#### WHAT YOU HAVE TO DO:
Output every line of the material exactly, omitting images.

#### INPUT MATERIAL:
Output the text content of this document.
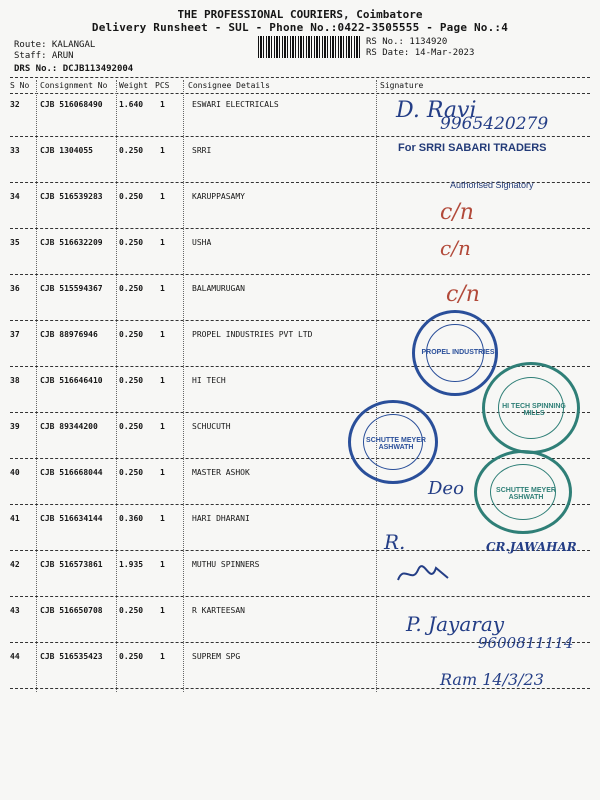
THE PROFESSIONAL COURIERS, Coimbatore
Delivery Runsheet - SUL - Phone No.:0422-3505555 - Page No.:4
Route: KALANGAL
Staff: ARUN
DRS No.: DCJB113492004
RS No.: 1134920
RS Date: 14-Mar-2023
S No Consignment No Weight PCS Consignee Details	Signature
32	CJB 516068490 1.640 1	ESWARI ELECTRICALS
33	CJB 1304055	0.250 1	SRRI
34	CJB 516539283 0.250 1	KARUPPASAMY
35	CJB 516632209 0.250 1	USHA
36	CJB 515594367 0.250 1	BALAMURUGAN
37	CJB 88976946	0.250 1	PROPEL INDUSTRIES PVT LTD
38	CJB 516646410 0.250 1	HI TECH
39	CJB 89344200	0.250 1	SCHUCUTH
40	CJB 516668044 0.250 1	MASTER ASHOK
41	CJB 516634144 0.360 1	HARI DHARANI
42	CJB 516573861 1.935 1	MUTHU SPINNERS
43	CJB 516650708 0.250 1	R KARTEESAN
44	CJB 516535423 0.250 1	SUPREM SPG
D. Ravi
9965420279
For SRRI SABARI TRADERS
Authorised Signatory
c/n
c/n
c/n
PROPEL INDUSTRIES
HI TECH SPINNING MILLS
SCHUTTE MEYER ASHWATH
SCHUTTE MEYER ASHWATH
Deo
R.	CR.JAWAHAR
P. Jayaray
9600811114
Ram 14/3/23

#### EXERCISE SOLUTION:
Output the text content of this document.
THE PROFESSIONAL COURIERS, Coimbatore
Delivery Runsheet - SUL - Phone No.:0422-3505555 - Page No.:4
Route: KALANGAL
Staff: ARUN
DRS No.: DCJB113492004
RS No.: 1134920
RS Date: 14-Mar-2023
S No Consignment No Weight PCS Consignee Details	Signature
32	CJB 516068490 1.640 1	ESWARI ELECTRICALS
33	CJB 1304055	0.250 1	SRRI
34	CJB 516539283 0.250 1	KARUPPASAMY
35	CJB 516632209 0.250 1	USHA
36	CJB 515594367 0.250 1	BALAMURUGAN
37	CJB 88976946	0.250 1	PROPEL INDUSTRIES PVT LTD
38	CJB 516646410 0.250 1	HI TECH
39	CJB 89344200	0.250 1	SCHUCUTH
40	CJB 516668044 0.250 1	MASTER ASHOK
41	CJB 516634144 0.360 1	HARI DHARANI
42	CJB 516573861 1.935 1	MUTHU SPINNERS
43	CJB 516650708 0.250 1	R KARTEESAN
44	CJB 516535423 0.250 1	SUPREM SPG
D. Ravi
9965420279
For SRRI SABARI TRADERS
Authorised Signatory
c/n
c/n
c/n
PROPEL INDUSTRIES
HI TECH SPINNING MILLS
SCHUTTE MEYER ASHWATH
SCHUTTE MEYER ASHWATH
Deo
R.	CR.JAWAHAR
P. Jayaray
9600811114
Ram 14/3/23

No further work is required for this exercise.